[WHAT IS ASKED] Say how many lines hold the string "обработки", and nothing more.
-- -- --
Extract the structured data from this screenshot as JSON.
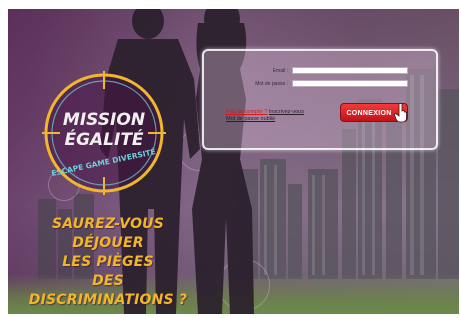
{
  "logo": {
    "line1": "MISSION",
    "line2": "ÉGALITÉ",
    "subtitle": "ESCAPE GAME DIVERSITÉ"
  },
  "tagline": {
    "line1": "SAUREZ-VOUS DÉJOUER",
    "line2": "LES PIÈGES",
    "line3": "DES DISCRIMINATIONS ?"
  },
  "login": {
    "email_label": "Email :",
    "email_value": "",
    "password_label": "Mot de passe :",
    "password_value": "",
    "no_account_text": "Pas de compte ?",
    "register_link": "Inscrivez-vous",
    "forgot_link": "Mot de passe oublié",
    "connect_button": "CONNEXION"
  },
  "colors": {
    "accent_gold": "#f0b62c",
    "button_red": "#d31b1b",
    "logo_teal": "#6fd0d8"
  },
  "icons": {
    "cursor": "hand-pointer-icon"
  }
}
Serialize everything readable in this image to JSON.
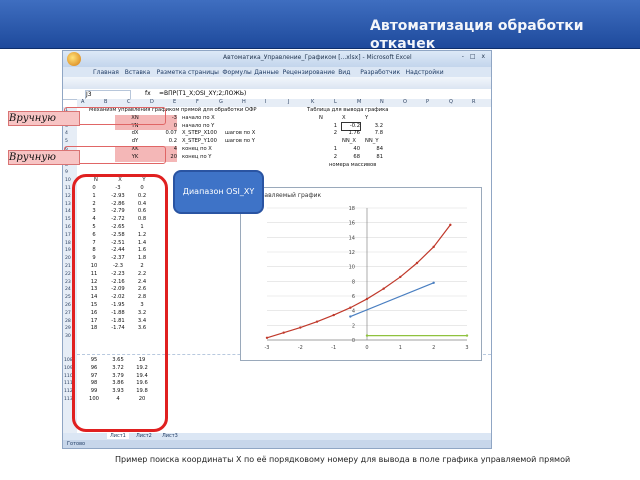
{
  "slide": {
    "title": "Автоматизация обработки откачек",
    "manual_label": "Вручную",
    "range_callout": "Диапазон OSI_XY",
    "caption": "Пример поиска координаты Х по её порядковому номеру для вывода в поле графика управляемой прямой"
  },
  "excel": {
    "window_title": "Автоматика_Управление_Графиком [...xlsx] - Microsoft Excel",
    "window_controls": "- □ x",
    "ribbon_tabs": [
      "Главная",
      "Вставка",
      "Разметка страницы",
      "Формулы",
      "Данные",
      "Рецензирование",
      "Вид",
      "Разработчик",
      "Надстройки"
    ],
    "name_box": "J3",
    "fx_symbol": "fx",
    "formula": "=ВПР(T1_X;OSI_XY;2;ЛОЖЬ)",
    "sheet_tabs": [
      "Лист1",
      "Лист2",
      "Лист3"
    ],
    "status": "Готово",
    "columns": [
      "A",
      "B",
      "C",
      "D",
      "E",
      "F",
      "G",
      "H",
      "I",
      "J",
      "K",
      "L",
      "M",
      "N",
      "O",
      "P",
      "Q",
      "R"
    ],
    "header_left": "Механизм управления графиком прямой для обработки ОФР",
    "header_right": "Таблица для вывода графика",
    "params": [
      {
        "name": "XN",
        "value": "-3",
        "desc": "начало по X"
      },
      {
        "name": "YN",
        "value": "0",
        "desc": "начало по Y"
      },
      {
        "name": "dX",
        "value": "0.07",
        "desc": "X_STEP_X",
        "n": "100",
        "unit": "шагов по X"
      },
      {
        "name": "dY",
        "value": "0.2",
        "desc": "X_STEP_Y",
        "n": "100",
        "unit": "шагов по Y"
      },
      {
        "name": "XK",
        "value": "4",
        "desc": "конец по X"
      },
      {
        "name": "YK",
        "value": "20",
        "desc": "конец по Y"
      }
    ],
    "right_table": {
      "headers1": [
        "N",
        "X",
        "Y"
      ],
      "rows1": [
        [
          "1",
          "-0.2",
          "3.2"
        ],
        [
          "2",
          "1.76",
          "7.8"
        ]
      ],
      "headers2": [
        "NN_X",
        "NN_Y"
      ],
      "rows2": [
        [
          "1",
          "40",
          "84"
        ],
        [
          "2",
          "68",
          "81"
        ]
      ],
      "note": "номера массивов"
    },
    "table_headers": [
      "N",
      "X",
      "Y"
    ],
    "table_rows": [
      [
        "0",
        "-3",
        "0"
      ],
      [
        "1",
        "-2.93",
        "0.2"
      ],
      [
        "2",
        "-2.86",
        "0.4"
      ],
      [
        "3",
        "-2.79",
        "0.6"
      ],
      [
        "4",
        "-2.72",
        "0.8"
      ],
      [
        "5",
        "-2.65",
        "1"
      ],
      [
        "6",
        "-2.58",
        "1.2"
      ],
      [
        "7",
        "-2.51",
        "1.4"
      ],
      [
        "8",
        "-2.44",
        "1.6"
      ],
      [
        "9",
        "-2.37",
        "1.8"
      ],
      [
        "10",
        "-2.3",
        "2"
      ],
      [
        "11",
        "-2.23",
        "2.2"
      ],
      [
        "12",
        "-2.16",
        "2.4"
      ],
      [
        "13",
        "-2.09",
        "2.6"
      ],
      [
        "14",
        "-2.02",
        "2.8"
      ],
      [
        "15",
        "-1.95",
        "3"
      ],
      [
        "16",
        "-1.88",
        "3.2"
      ],
      [
        "17",
        "-1.81",
        "3.4"
      ],
      [
        "18",
        "-1.74",
        "3.6"
      ]
    ],
    "table_rows_tail": [
      [
        "95",
        "3.65",
        "19"
      ],
      [
        "96",
        "3.72",
        "19.2"
      ],
      [
        "97",
        "3.79",
        "19.4"
      ],
      [
        "98",
        "3.86",
        "19.6"
      ],
      [
        "99",
        "3.93",
        "19.8"
      ],
      [
        "100",
        "4",
        "20"
      ]
    ],
    "row_numbers_top": [
      "1",
      "2",
      "3",
      "4",
      "5",
      "6",
      "7",
      "8",
      "9",
      "10",
      "11",
      "12",
      "13",
      "14",
      "15",
      "16",
      "17",
      "18",
      "19",
      "20",
      "21",
      "22",
      "23",
      "24",
      "25",
      "26",
      "27",
      "28",
      "29",
      "30"
    ],
    "row_numbers_tail": [
      "108",
      "109",
      "110",
      "111",
      "112",
      "113"
    ]
  },
  "chart_data": {
    "type": "line",
    "title": "Управляемый график",
    "xlim": [
      -3,
      3
    ],
    "ylim": [
      0,
      18
    ],
    "x_ticks": [
      "-3",
      "-2",
      "-1",
      "0",
      "1",
      "2",
      "3"
    ],
    "y_ticks": [
      "0",
      "2",
      "4",
      "6",
      "8",
      "10",
      "12",
      "14",
      "16",
      "18"
    ],
    "series": [
      {
        "color": "#c0392b",
        "x": [
          -3,
          -2.5,
          -2,
          -1.5,
          -1,
          -0.5,
          0,
          0.5,
          1,
          1.5,
          2,
          2.5
        ],
        "y": [
          0.3,
          1.0,
          1.7,
          2.5,
          3.4,
          4.4,
          5.6,
          7.0,
          8.6,
          10.5,
          12.7,
          15.7
        ]
      },
      {
        "color": "#4a7fc1",
        "x": [
          -0.5,
          2
        ],
        "y": [
          3.2,
          7.8
        ]
      },
      {
        "color": "#8fc23e",
        "x": [
          0,
          3
        ],
        "y": [
          0.6,
          0.6
        ]
      }
    ]
  }
}
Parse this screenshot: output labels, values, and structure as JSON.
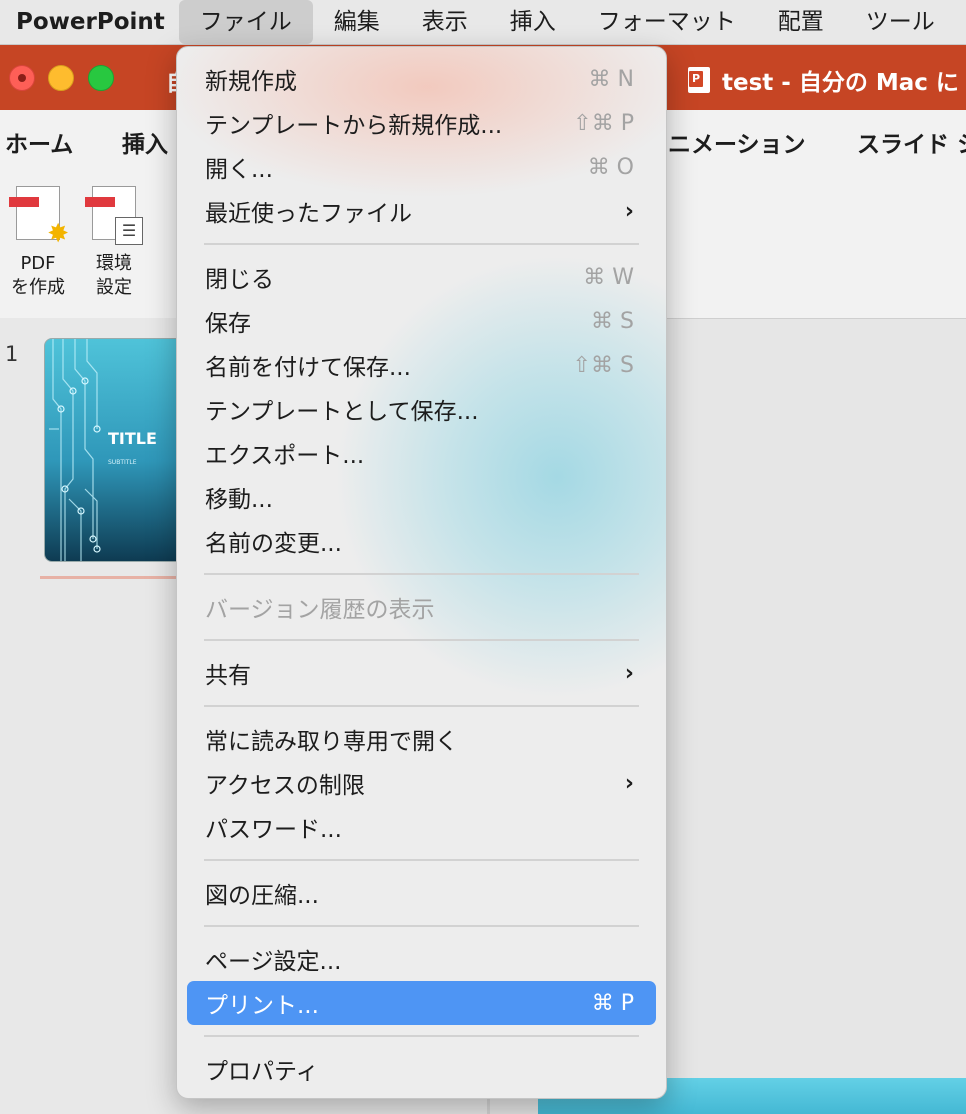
{
  "menubar": {
    "app_name": "PowerPoint",
    "items": [
      "ファイル",
      "編集",
      "表示",
      "挿入",
      "フォーマット",
      "配置",
      "ツール"
    ]
  },
  "window": {
    "title": "test - 自分の Mac に",
    "left_title_fragment": "自"
  },
  "ribbon": {
    "tabs": [
      "ホーム",
      "挿入",
      "ニメーション",
      "スライド シ"
    ],
    "buttons": [
      {
        "line1": "PDF",
        "line2": "を作成"
      },
      {
        "line1": "環境",
        "line2": "設定"
      }
    ]
  },
  "slide_panel": {
    "slide_number": "1",
    "thumb_title": "TITLE",
    "thumb_subtitle": "SUBTITLE"
  },
  "file_menu": {
    "items": [
      {
        "label": "新規作成",
        "shortcut": "⌘ N"
      },
      {
        "label": "テンプレートから新規作成...",
        "shortcut": "⇧⌘ P"
      },
      {
        "label": "開く...",
        "shortcut": "⌘ O"
      },
      {
        "label": "最近使ったファイル",
        "submenu": "›"
      },
      {
        "label": "閉じる",
        "shortcut": "⌘ W"
      },
      {
        "label": "保存",
        "shortcut": "⌘ S"
      },
      {
        "label": "名前を付けて保存...",
        "shortcut": "⇧⌘ S"
      },
      {
        "label": "テンプレートとして保存..."
      },
      {
        "label": "エクスポート..."
      },
      {
        "label": "移動..."
      },
      {
        "label": "名前の変更..."
      },
      {
        "label": "バージョン履歴の表示"
      },
      {
        "label": "共有",
        "submenu": "›"
      },
      {
        "label": "常に読み取り専用で開く"
      },
      {
        "label": "アクセスの制限",
        "submenu": "›"
      },
      {
        "label": "パスワード..."
      },
      {
        "label": "図の圧縮..."
      },
      {
        "label": "ページ設定..."
      },
      {
        "label": "プリント...",
        "shortcut": "⌘ P"
      },
      {
        "label": "プロパティ"
      }
    ]
  },
  "colors": {
    "title_bar": "#c64524",
    "highlight": "#4e95f4"
  }
}
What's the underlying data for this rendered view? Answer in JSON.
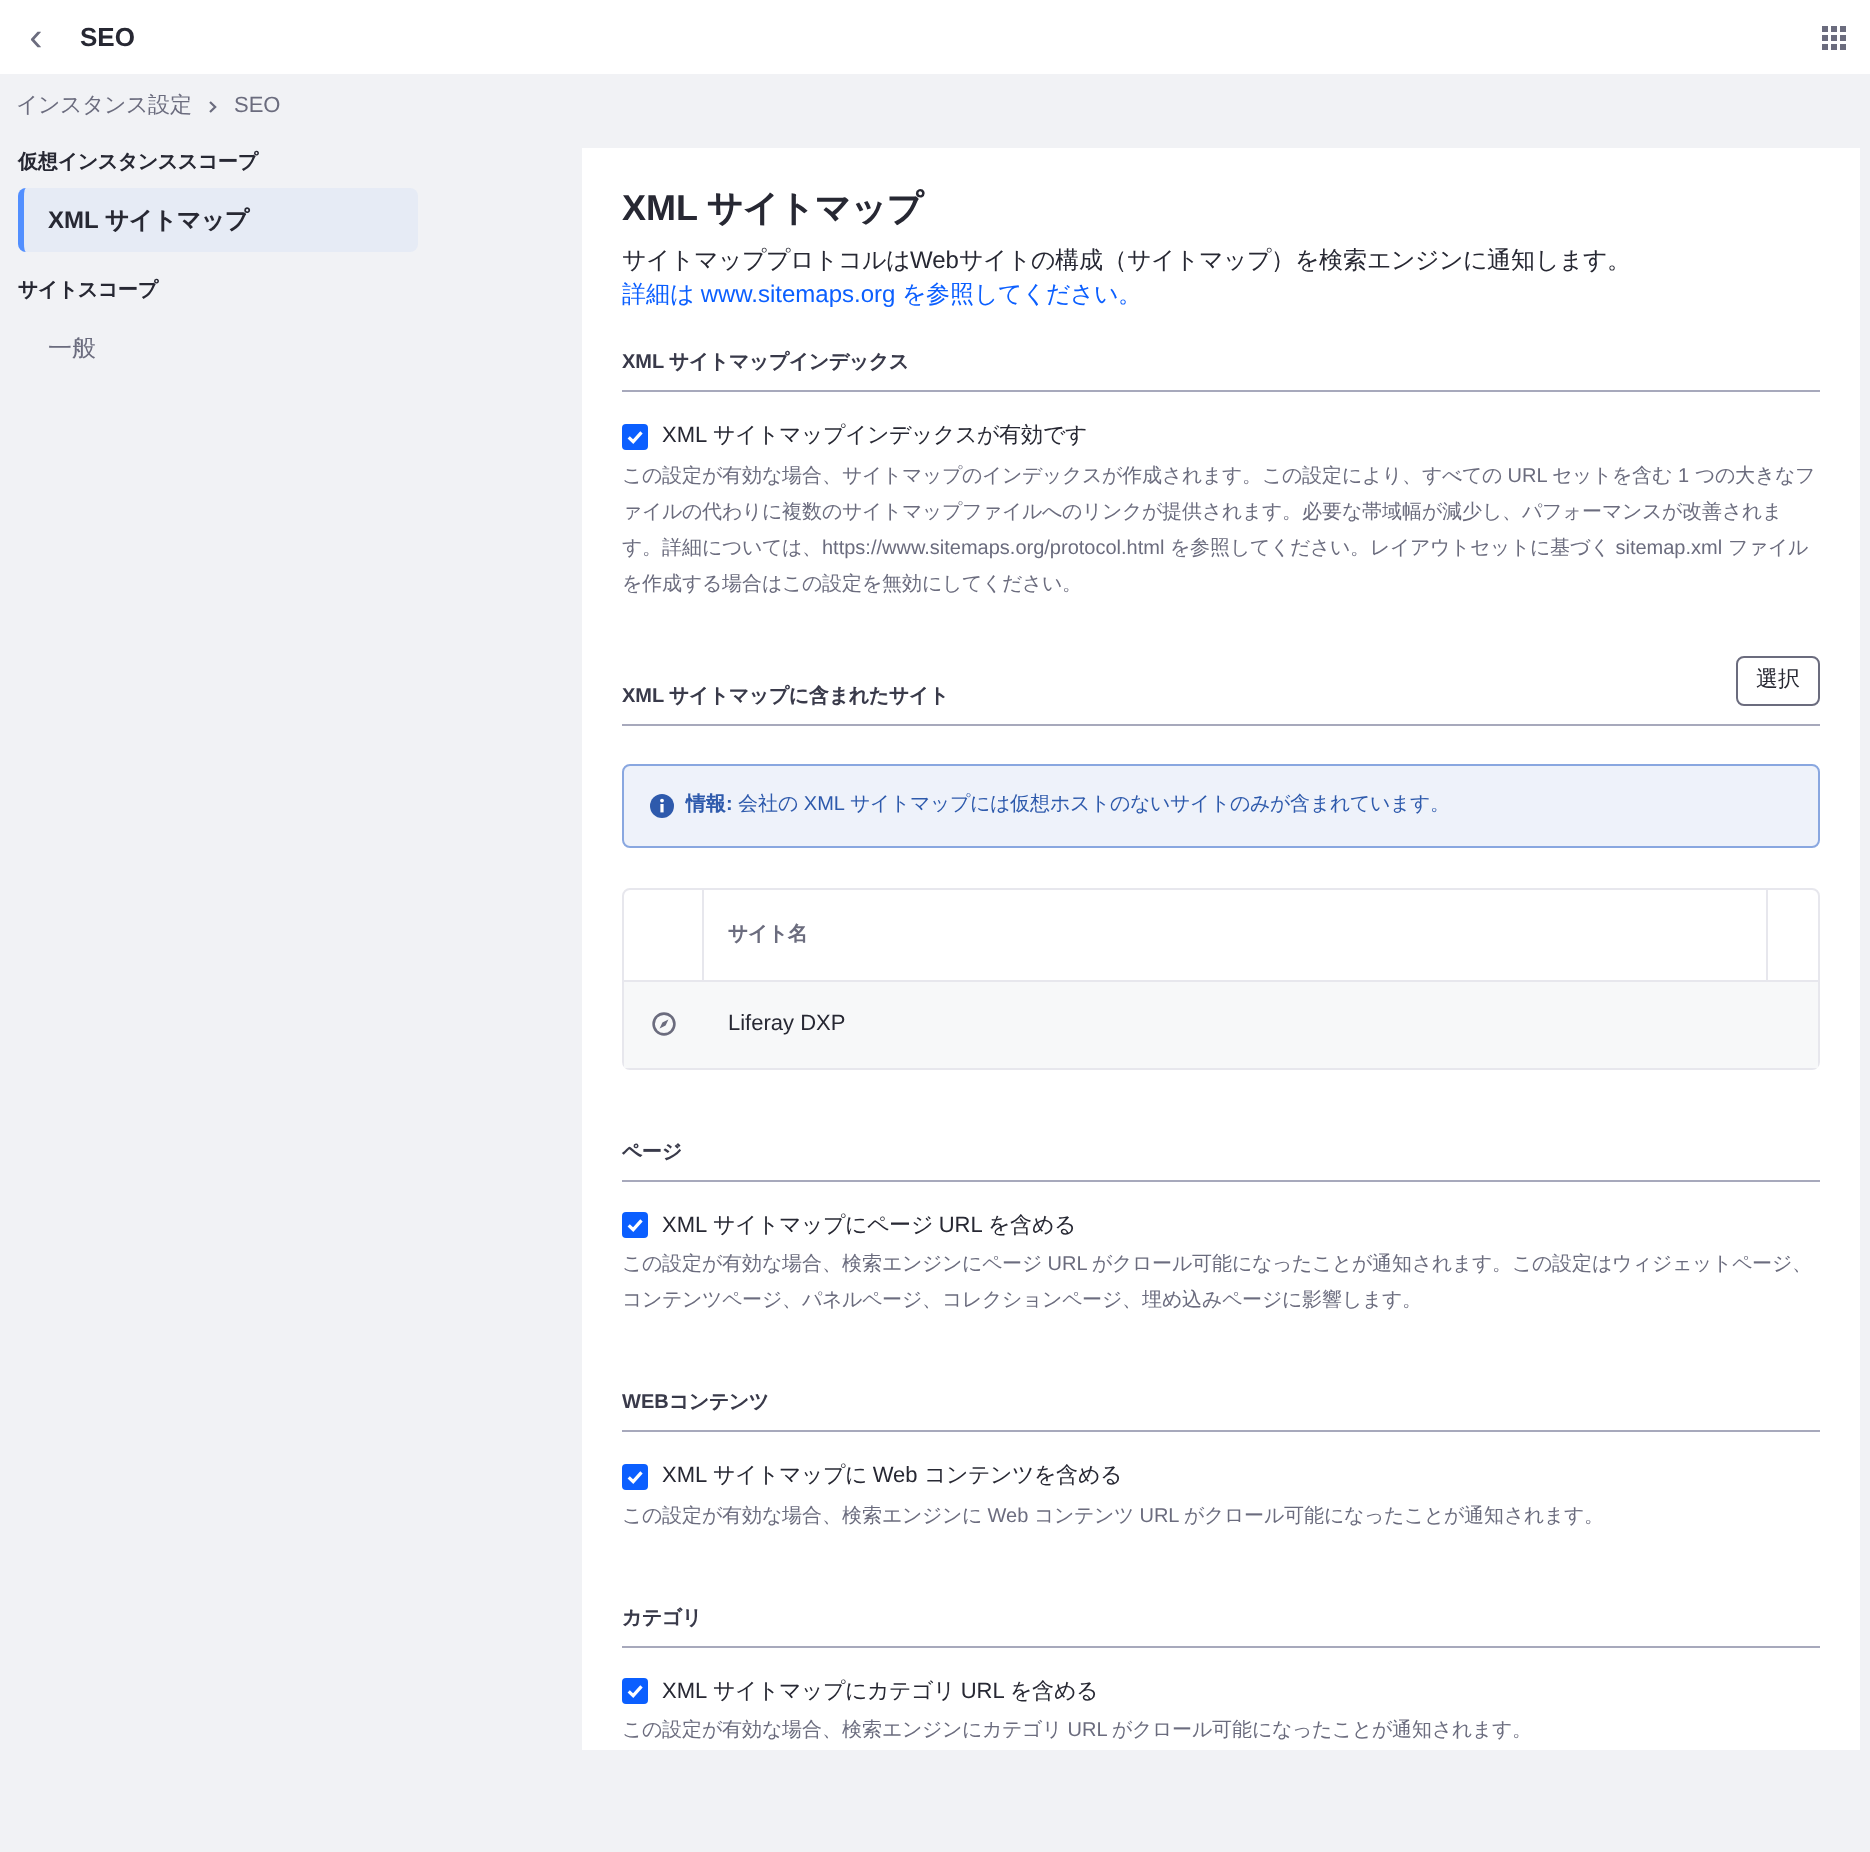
{
  "header": {
    "back": "‹",
    "title": "SEO"
  },
  "breadcrumb": [
    {
      "label": "インスタンス設定"
    },
    {
      "label": "SEO"
    }
  ],
  "sidebar": [
    {
      "heading": "仮想インスタンススコープ",
      "items": [
        {
          "label": "XML サイトマップ",
          "selected": true
        }
      ]
    },
    {
      "heading": "サイトスコープ",
      "items": [
        {
          "label": "一般",
          "selected": false
        }
      ]
    }
  ],
  "content": {
    "title": "XML サイトマップ",
    "description": "サイトマッププロトコルはWebサイトの構成（サイトマップ）を検索エンジンに通知します。",
    "link": "詳細は www.sitemaps.org を参照してください。",
    "sections": [
      {
        "kind": "checkbox",
        "heading": "XML サイトマップインデックス",
        "label": "XML サイトマップインデックスが有効です",
        "checked": true,
        "help": "この設定が有効な場合、サイトマップのインデックスが作成されます。この設定により、すべての URL セットを含む 1 つの大きなファイルの代わりに複数のサイトマップファイルへのリンクが提供されます。必要な帯域幅が減少し、パフォーマンスが改善されます。詳細については、https://www.sitemaps.org/protocol.html を参照してください。レイアウトセットに基づく sitemap.xml ファイルを作成する場合はこの設定を無効にしてください。"
      },
      {
        "kind": "sites",
        "heading": "XML サイトマップに含まれたサイト",
        "button": "選択",
        "info": "**情報:** 会社の XML サイトマップには仮想ホストのないサイトのみが含まれています。",
        "column": "サイト名",
        "rows": [
          {
            "name": "Liferay DXP"
          }
        ]
      },
      {
        "kind": "checkbox",
        "heading": "ページ",
        "label": "XML サイトマップにページ URL を含める",
        "checked": true,
        "help": "この設定が有効な場合、検索エンジンにページ URL がクロール可能になったことが通知されます。この設定はウィジェットページ、コンテンツページ、パネルページ、コレクションページ、埋め込みページに影響します。"
      },
      {
        "kind": "checkbox",
        "heading": "WEBコンテンツ",
        "label": "XML サイトマップに Web コンテンツを含める",
        "checked": true,
        "help": "この設定が有効な場合、検索エンジンに Web コンテンツ URL がクロール可能になったことが通知されます。"
      },
      {
        "kind": "checkbox",
        "heading": "カテゴリ",
        "label": "XML サイトマップにカテゴリ URL を含める",
        "checked": true,
        "help": "この設定が有効な場合、検索エンジンにカテゴリ URL がクロール可能になったことが通知されます。"
      }
    ]
  }
}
-- -- --
[FULL ANSWER] 2